Render the lines from the start of the entries through the line with "cell-value <box>699 371 842 426</box>" as a numbered list, leaving out any blank lines. Include no other lines.

Records contained in a dataset:

——

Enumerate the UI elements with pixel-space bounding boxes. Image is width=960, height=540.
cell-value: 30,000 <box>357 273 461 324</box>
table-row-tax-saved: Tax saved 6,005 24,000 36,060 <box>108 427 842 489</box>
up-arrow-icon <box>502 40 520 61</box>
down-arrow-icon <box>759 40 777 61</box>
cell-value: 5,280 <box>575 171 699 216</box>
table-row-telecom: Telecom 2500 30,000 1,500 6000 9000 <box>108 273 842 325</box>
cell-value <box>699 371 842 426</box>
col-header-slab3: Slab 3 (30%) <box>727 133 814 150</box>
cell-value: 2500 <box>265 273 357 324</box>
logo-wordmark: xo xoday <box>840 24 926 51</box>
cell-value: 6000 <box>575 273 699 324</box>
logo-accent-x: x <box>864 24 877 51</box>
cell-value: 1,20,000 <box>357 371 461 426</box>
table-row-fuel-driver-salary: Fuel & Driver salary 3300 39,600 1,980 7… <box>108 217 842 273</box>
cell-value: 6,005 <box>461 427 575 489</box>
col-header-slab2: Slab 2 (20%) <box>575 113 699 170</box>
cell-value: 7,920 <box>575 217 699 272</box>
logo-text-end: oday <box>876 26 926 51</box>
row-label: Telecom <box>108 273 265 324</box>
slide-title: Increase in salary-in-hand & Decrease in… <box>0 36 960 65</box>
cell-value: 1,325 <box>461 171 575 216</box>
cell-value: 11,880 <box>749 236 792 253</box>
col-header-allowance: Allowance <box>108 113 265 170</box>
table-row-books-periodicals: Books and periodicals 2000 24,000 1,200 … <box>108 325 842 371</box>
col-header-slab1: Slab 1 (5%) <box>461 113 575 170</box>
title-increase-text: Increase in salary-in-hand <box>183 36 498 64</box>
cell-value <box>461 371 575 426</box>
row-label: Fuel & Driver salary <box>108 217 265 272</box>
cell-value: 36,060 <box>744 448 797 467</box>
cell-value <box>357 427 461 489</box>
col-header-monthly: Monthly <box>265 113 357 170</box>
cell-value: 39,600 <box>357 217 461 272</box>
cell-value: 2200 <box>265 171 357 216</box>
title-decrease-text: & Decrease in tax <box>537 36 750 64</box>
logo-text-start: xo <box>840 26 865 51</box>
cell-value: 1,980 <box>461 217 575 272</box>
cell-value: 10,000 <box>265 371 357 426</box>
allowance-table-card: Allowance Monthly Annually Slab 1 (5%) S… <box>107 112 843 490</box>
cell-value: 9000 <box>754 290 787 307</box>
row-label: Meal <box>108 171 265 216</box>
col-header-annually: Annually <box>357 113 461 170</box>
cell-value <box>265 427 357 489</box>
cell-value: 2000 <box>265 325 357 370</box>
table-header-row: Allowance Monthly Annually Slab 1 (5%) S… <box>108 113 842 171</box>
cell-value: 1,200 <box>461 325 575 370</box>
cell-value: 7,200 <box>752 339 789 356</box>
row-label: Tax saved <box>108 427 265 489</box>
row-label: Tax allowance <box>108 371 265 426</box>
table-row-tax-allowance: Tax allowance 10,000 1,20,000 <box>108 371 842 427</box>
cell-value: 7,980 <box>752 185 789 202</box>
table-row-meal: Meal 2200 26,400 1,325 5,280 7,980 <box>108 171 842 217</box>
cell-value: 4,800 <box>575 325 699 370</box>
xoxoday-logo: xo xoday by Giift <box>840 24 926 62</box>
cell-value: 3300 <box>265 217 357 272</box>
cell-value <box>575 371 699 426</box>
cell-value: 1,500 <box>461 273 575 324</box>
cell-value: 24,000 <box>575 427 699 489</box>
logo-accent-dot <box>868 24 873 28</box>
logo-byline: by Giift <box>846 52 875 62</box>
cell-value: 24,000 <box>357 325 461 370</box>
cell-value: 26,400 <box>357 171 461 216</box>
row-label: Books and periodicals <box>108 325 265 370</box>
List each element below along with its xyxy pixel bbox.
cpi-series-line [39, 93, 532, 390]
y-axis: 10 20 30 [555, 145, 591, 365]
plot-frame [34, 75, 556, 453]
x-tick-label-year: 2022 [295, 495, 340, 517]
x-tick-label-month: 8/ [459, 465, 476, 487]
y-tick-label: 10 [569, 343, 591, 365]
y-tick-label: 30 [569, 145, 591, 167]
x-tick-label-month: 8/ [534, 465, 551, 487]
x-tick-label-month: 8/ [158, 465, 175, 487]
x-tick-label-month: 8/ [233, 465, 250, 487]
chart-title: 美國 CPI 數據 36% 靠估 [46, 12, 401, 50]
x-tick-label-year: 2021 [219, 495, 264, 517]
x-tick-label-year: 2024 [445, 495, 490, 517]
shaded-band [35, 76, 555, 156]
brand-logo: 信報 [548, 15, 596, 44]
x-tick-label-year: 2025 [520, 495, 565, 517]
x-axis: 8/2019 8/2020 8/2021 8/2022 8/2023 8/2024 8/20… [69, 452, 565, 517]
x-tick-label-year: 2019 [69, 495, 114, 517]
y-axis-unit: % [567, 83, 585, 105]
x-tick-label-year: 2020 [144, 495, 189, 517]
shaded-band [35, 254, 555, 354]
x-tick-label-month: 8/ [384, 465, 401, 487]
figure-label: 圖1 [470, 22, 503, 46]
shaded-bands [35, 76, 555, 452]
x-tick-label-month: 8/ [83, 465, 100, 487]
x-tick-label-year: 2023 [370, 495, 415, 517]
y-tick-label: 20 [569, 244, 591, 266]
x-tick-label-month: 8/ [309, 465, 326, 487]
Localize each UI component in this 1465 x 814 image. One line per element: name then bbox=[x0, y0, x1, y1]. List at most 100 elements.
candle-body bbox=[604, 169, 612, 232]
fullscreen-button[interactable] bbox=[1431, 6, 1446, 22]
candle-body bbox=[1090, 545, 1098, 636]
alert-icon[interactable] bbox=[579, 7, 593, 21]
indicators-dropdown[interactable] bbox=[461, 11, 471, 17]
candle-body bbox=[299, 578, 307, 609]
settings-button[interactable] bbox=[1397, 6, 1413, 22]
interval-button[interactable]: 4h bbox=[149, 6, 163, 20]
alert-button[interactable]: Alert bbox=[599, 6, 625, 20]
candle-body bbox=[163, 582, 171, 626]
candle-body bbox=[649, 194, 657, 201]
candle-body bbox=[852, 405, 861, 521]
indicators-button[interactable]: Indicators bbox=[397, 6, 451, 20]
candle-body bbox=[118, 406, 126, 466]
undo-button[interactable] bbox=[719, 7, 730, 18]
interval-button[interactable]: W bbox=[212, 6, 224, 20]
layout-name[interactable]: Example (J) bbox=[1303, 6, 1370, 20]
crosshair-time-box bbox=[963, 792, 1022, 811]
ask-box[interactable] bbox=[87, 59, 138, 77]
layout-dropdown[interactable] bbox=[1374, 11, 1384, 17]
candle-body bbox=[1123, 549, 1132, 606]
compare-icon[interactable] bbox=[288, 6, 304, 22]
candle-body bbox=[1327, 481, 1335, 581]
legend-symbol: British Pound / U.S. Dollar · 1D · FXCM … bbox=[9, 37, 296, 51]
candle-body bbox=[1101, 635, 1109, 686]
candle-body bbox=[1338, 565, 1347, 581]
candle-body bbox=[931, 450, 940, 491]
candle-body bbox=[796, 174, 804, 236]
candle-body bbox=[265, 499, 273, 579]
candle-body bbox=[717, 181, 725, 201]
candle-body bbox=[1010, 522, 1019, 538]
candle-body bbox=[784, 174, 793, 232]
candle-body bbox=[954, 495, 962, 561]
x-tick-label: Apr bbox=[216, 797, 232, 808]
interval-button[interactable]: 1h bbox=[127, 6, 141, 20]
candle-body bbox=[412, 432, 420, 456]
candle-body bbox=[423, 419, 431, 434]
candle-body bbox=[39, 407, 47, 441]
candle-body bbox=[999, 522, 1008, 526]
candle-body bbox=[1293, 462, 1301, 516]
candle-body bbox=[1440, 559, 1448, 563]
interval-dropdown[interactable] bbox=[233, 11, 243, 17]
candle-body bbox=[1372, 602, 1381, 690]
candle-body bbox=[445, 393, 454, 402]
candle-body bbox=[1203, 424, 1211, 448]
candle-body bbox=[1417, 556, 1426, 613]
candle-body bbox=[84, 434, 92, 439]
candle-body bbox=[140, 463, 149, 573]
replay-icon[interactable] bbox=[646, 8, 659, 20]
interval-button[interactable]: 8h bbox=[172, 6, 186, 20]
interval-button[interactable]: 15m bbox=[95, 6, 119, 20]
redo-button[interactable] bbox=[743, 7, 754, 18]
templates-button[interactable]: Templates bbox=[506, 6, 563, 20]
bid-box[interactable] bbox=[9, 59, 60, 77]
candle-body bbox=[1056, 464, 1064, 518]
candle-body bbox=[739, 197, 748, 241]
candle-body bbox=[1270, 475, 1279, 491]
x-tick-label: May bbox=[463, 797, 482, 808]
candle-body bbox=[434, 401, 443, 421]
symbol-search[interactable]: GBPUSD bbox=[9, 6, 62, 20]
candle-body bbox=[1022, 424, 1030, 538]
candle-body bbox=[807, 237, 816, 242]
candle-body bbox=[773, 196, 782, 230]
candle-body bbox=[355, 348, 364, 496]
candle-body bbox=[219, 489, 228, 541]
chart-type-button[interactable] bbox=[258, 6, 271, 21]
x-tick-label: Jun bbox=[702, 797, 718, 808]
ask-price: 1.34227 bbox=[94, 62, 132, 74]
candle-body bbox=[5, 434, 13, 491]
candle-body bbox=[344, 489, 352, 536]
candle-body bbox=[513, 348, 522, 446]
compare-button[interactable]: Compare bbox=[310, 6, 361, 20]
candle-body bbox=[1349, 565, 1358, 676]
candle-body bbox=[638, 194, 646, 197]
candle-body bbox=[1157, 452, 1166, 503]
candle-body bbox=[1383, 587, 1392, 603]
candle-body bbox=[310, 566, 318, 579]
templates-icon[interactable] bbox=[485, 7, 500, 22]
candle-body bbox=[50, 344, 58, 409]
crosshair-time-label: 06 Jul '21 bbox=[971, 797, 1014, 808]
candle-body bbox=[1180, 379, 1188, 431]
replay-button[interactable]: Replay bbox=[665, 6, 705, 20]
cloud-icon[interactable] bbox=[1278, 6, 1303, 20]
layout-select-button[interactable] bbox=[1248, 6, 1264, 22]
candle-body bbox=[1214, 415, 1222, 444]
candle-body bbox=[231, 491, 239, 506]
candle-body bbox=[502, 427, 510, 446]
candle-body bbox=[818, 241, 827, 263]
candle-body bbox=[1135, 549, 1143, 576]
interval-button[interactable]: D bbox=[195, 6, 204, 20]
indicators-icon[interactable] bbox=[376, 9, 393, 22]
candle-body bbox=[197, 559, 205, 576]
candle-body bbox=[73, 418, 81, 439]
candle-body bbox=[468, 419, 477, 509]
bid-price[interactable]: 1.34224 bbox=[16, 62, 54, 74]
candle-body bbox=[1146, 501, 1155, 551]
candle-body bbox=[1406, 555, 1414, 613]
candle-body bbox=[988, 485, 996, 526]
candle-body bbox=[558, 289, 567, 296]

——

● **Final result**
1. Enumerate the UI elements with pixel-space bounding boxes. Image is width=960, height=540.
2. cell-value: 30,000 <box>357 273 461 324</box>
3. table-row-tax-saved: Tax saved 6,005 24,000 36,060 <box>108 427 842 489</box>
4. up-arrow-icon <box>502 40 520 61</box>
5. down-arrow-icon <box>759 40 777 61</box>
6. cell-value: 5,280 <box>575 171 699 216</box>
7. table-row-telecom: Telecom 2500 30,000 1,500 6000 9000 <box>108 273 842 325</box>
8. cell-value <box>699 371 842 426</box>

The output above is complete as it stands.